[Some records]
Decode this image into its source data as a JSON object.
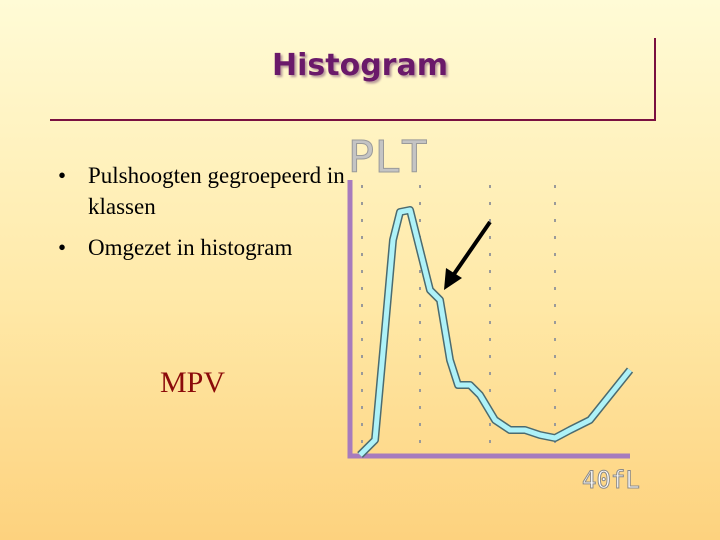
{
  "header": {
    "title": "Histogram"
  },
  "bullets": [
    "Pulshoogten gegroepeerd in klassen",
    "Omgezet in histogram"
  ],
  "annotation": "MPV",
  "figure": {
    "label": "PLT",
    "axis_label": "40fL"
  }
}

Aim —
Exclude all images and restate the records above word for word.

Task output —
Decode this image into its source data as a JSON object.
{
  "header": {
    "title": "Histogram"
  },
  "bullets": [
    "Pulshoogten gegroepeerd in klassen",
    "Omgezet in histogram"
  ],
  "annotation": "MPV",
  "figure": {
    "label": "PLT",
    "axis_label": "40fL"
  }
}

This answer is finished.